_DO THIS_
In how many lines of the data does the word "JSON" appear? Give the number by itself.

______________________________

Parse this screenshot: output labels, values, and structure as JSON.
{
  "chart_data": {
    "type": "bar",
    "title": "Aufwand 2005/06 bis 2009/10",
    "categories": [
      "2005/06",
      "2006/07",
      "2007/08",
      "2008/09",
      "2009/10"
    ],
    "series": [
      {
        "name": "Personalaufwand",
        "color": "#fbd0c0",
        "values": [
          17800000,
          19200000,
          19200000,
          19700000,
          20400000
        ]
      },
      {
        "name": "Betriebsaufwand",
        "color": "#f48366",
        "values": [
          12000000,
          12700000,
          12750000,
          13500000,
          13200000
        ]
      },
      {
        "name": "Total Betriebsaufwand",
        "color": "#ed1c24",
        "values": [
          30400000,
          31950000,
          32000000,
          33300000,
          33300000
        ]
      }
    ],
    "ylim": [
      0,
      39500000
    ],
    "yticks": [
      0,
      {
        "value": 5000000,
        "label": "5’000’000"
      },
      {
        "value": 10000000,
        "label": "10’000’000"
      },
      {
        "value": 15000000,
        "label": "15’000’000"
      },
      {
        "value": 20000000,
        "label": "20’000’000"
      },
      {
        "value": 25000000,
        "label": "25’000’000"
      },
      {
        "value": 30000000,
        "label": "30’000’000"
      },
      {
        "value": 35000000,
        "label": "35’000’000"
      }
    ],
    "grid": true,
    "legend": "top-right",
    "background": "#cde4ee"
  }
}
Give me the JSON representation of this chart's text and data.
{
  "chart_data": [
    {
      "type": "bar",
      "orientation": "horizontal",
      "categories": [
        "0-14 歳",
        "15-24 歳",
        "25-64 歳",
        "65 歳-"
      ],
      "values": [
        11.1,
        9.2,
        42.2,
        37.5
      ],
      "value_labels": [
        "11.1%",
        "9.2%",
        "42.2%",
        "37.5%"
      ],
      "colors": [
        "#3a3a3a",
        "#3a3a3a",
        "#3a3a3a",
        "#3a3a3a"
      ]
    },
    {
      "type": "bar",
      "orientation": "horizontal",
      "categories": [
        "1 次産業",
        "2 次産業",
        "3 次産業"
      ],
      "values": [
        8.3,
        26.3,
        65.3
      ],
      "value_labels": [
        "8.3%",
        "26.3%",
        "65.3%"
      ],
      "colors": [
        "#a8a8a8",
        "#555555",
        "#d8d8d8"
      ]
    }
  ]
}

______________________________

_RESULT OF THE EXERCISE_
2